** Task to complete **
Search the data for the word "icon". Reproduce every line where it is found.

** Rows **
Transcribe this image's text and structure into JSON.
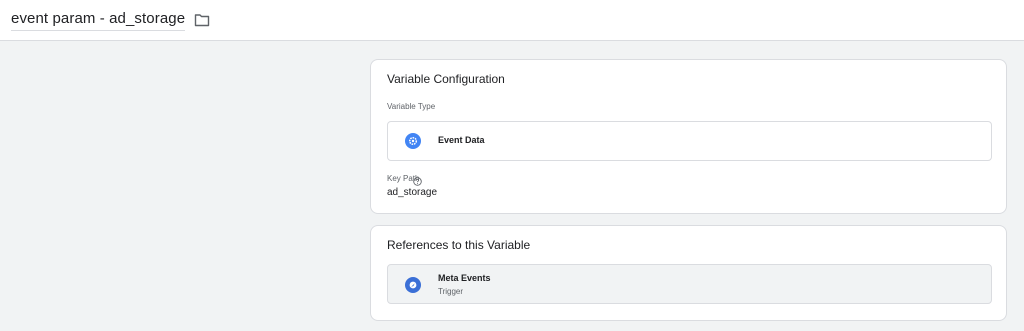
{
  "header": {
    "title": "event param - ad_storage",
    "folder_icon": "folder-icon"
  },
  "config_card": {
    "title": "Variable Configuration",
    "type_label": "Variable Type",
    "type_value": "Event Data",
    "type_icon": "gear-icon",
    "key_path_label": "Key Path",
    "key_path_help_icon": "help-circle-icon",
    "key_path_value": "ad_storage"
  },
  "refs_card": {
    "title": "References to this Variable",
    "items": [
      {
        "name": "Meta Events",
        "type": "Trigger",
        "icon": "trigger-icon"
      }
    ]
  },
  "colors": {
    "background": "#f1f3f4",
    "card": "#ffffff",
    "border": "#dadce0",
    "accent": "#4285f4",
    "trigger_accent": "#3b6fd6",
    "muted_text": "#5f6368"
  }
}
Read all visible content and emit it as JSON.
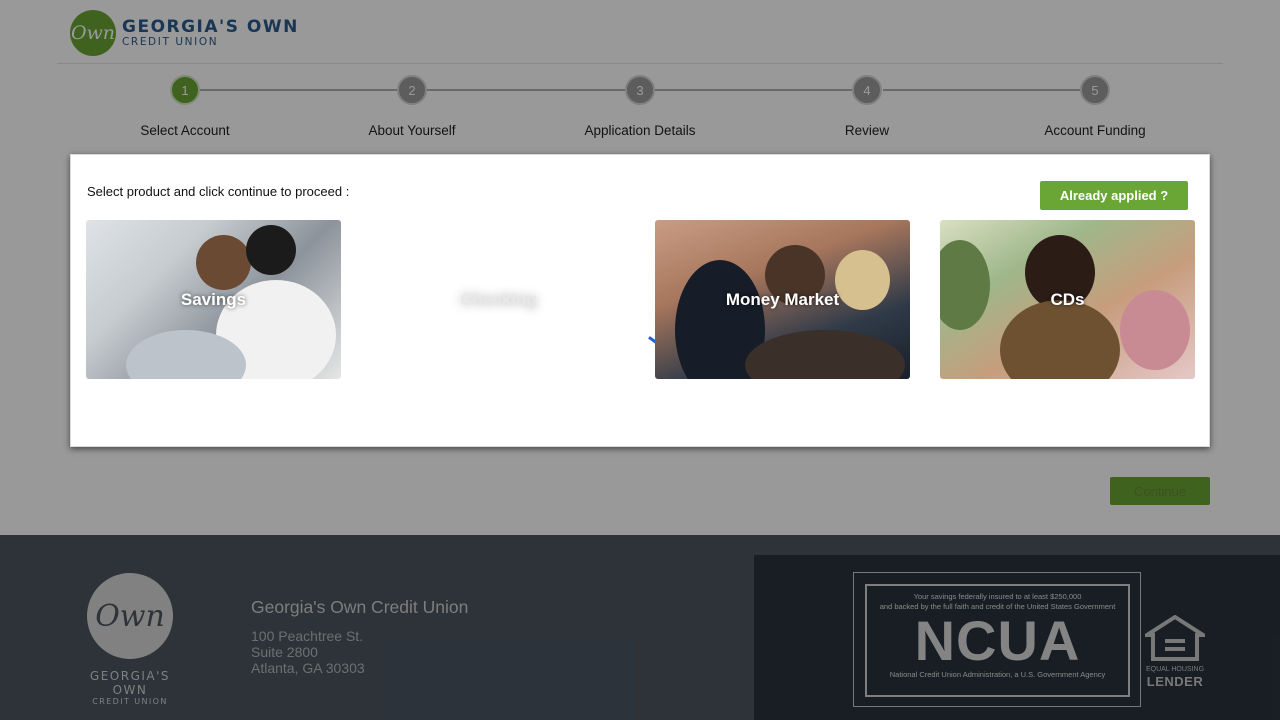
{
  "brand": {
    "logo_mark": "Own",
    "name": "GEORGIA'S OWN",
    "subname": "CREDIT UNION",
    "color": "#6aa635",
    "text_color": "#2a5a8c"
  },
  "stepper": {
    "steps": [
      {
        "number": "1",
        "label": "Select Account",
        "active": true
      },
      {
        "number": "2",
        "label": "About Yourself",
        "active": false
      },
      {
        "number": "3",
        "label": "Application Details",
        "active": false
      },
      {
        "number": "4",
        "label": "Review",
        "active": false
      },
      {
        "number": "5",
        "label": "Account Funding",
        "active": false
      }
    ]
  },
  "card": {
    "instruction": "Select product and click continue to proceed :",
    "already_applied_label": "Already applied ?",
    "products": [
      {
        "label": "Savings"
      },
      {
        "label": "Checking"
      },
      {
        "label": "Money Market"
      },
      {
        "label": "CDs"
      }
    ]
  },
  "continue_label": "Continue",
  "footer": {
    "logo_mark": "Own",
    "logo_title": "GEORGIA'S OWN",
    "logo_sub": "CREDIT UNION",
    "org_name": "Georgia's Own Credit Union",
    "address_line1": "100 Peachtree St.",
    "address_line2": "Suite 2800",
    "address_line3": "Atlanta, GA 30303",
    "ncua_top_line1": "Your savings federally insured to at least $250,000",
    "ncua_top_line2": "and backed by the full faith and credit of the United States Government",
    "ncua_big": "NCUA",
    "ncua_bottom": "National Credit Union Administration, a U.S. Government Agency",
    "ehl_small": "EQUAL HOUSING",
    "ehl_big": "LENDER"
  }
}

** The output **
    "folder_icon": "folder-icon"
    "type_icon": "gear-icon",
    "key_path_help_icon": "help-circle-icon",
        "icon": "trigger-icon"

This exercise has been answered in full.